* [WORK TO BE COMPLETED]: Wherever a line below holds the word "एसएसप", copy that line.

════════

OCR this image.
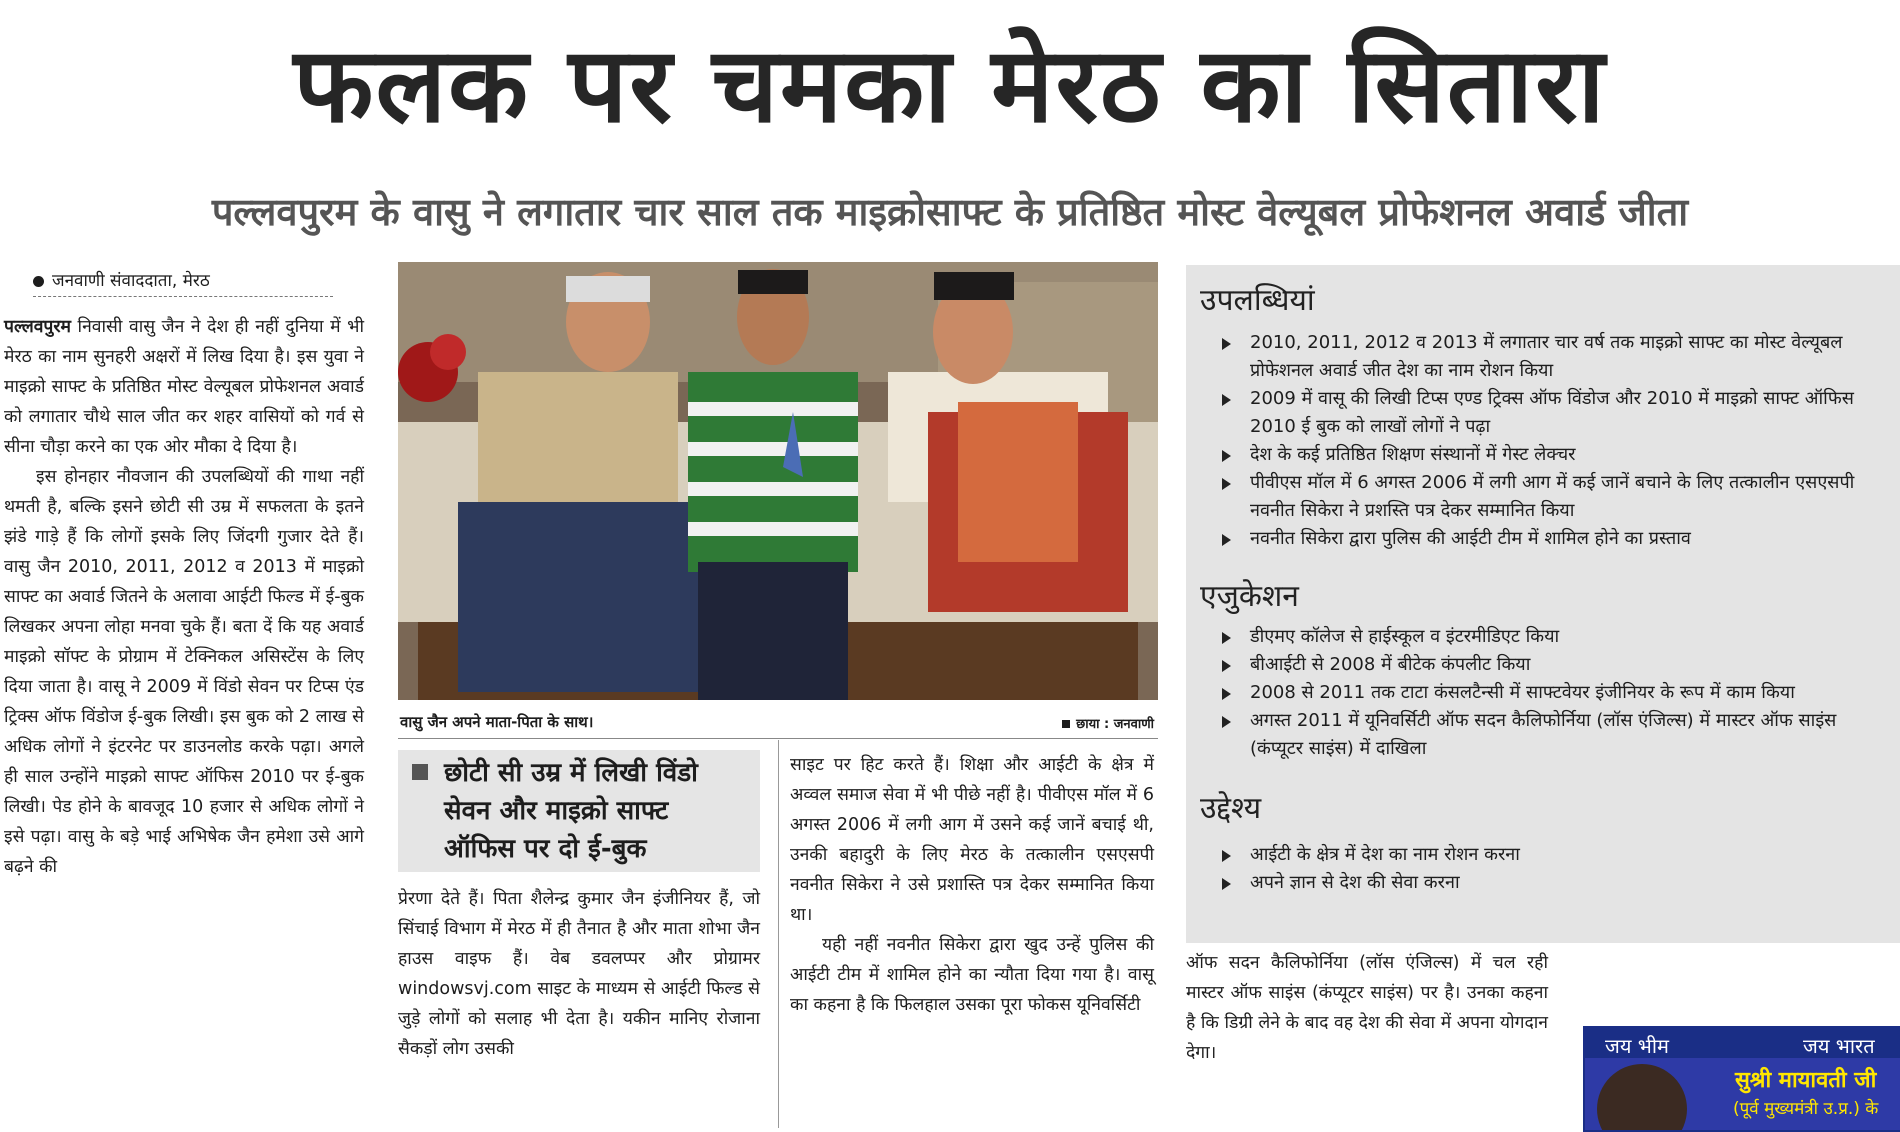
फलक पर चमका मेरठ का सितारा
पल्लवपुरम के वासु ने लगातार चार साल तक माइक्रोसाफ्ट के प्रतिष्ठित मोस्ट वेल्यूबल प्रोफेशनल अवार्ड जीता
जनवाणी संवाददाता, मेरठ

पल्लवपुरम निवासी वासु जैन ने देश ही नहीं दुनिया में भी मेरठ का नाम सुनहरी अक्षरों में लिख दिया है। इस युवा ने माइक्रो साफ्ट के प्रतिष्ठित मोस्ट वेल्यूबल प्रोफेशनल अवार्ड को लगातार चौथे साल जीत कर शहर वासियों को गर्व से सीना चौड़ा करने का एक ओर मौका दे दिया है।

इस होनहार नौवजान की उपलब्धियों की गाथा नहीं थमती है, बल्कि इसने छोटी सी उम्र में सफलता के इतने झंडे गाड़े हैं कि लोगों इसके लिए जिंदगी गुजार देते हैं। वासु जैन 2010, 2011, 2012 व 2013 में माइक्रो साफ्ट का अवार्ड जितने के अलावा आईटी फिल्ड में ई-बुक लिखकर अपना लोहा मनवा चुके हैं। बता दें कि यह अवार्ड माइक्रो सॉफ्ट के प्रोग्राम में टेक्निकल असिस्टेंस के लिए दिया जाता है। वासू ने 2009 में विंडो सेवन पर टिप्स एंड ट्रिक्स ऑफ विंडोज ई-बुक लिखी। इस बुक को 2 लाख से अधिक लोगों ने इंटरनेट पर डाउनलोड करके पढ़ा। अगले ही साल उन्होंने माइक्रो साफ्ट ऑफिस 2010 पर ई-बुक लिखी। पेड होने के बावजूद 10 हजार से अधिक लोगों ने इसे पढ़ा। वासु के बड़े भाई अभिषेक जैन हमेशा उसे आगे बढ़ने की

वासु जैन अपने माता-पिता के साथ।	छाया : जनवाणी
छोटी सी उम्र में लिखी विंडो सेवन और माइक्रो साफ्ट ऑफिस पर दो ई-बुक

प्रेरणा देते हैं। पिता शैलेन्द्र कुमार जैन इंजीनियर हैं, जो सिंचाई विभाग में मेरठ में ही तैनात है और माता शोभा जैन हाउस वाइफ हैं। वेब डवलप्पर और प्रोग्रामर windowsvj.com साइट के माध्यम से आईटी फिल्ड से जुड़े लोगों को सलाह भी देता है। यकीन मानिए रोजाना सैकड़ों लोग उसकी

साइट पर हिट करते हैं। शिक्षा और आईटी के क्षेत्र में अव्वल समाज सेवा में भी पीछे नहीं है। पीवीएस मॉल में 6 अगस्त 2006 में लगी आग में उसने कई जानें बचाई थी, उनकी बहादुरी के लिए मेरठ के तत्कालीन एसएसपी नवनीत सिकेरा ने उसे प्रशास्ति पत्र देकर सम्मानित किया था।

यही नहीं नवनीत सिकेरा द्वारा खुद उन्हें पुलिस की आईटी टीम में शामिल होने का न्यौता दिया गया है। वासू का कहना है कि फिलहाल उसका पूरा फोकस यूनिवर्सिटी

उपलब्धियां
2010, 2011, 2012 व 2013 में लगातार चार वर्ष तक माइक्रो साफ्ट का मोस्ट वेल्यूबल प्रोफेशनल अवार्ड जीत देश का नाम रोशन किया
2009 में वासू की लिखी टिप्स एण्ड ट्रिक्स ऑफ विंडोज और 2010 में माइक्रो साफ्ट ऑफिस 2010 ई बुक को लाखों लोगों ने पढ़ा
देश के कई प्रतिष्ठित शिक्षण संस्थानों में गेस्ट लेक्चर
पीवीएस मॉल में 6 अगस्त 2006 में लगी आग में कई जानें बचाने के लिए तत्कालीन एसएसपी नवनीत सिकेरा ने प्रशस्ति पत्र देकर सम्मानित किया
नवनीत सिकेरा द्वारा पुलिस की आईटी टीम में शामिल होने का प्रस्ताव
एजुकेशन
डीएमए कॉलेज से हाईस्कूल व इंटरमीडिएट किया
बीआईटी से 2008 में बीटेक कंपलीट किया
2008 से 2011 तक टाटा कंसलटैन्सी में साफ्टवेयर इंजीनियर के रूप में काम किया
अगस्त 2011 में यूनिवर्सिटी ऑफ सदन कैलिफोर्निया (लॉस एंजिल्स) में मास्टर ऑफ साइंस (कंप्यूटर साइंस) में दाखिला
उद्देश्य
आईटी के क्षेत्र में देश का नाम रोशन करना
अपने ज्ञान से देश की सेवा करना

ऑफ सदन कैलिफोर्निया (लॉस एंजिल्स) में चल रही मास्टर ऑफ साइंस (कंप्यूटर साइंस) पर है। उनका कहना है कि डिग्री लेने के बाद वह देश की सेवा में अपना योगदान देगा।	जय भीम	जय भारत
सुश्री मायावती जी
(पूर्व मुख्यमंत्री उ.प्र.) के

════════

* [EXERCISE ANSWER]:
साइट पर हिट करते हैं। शिक्षा और आईटी के क्षेत्र में अव्वल समाज सेवा में भी पीछे नहीं है। पीवीएस मॉल में 6 अगस्त 2006 में लगी आग में उसने कई जानें बचाई थी, उनकी बहादुरी के लिए मेरठ के तत्कालीन एसएसपी नवनीत सिकेरा ने उसे प्रशास्ति पत्र देकर सम्मानित किया था।
पीवीएस मॉल में 6 अगस्त 2006 में लगी आग में कई जानें बचाने के लिए तत्कालीन एसएसपी नवनीत सिकेरा ने प्रशस्ति पत्र देकर सम्मानित किया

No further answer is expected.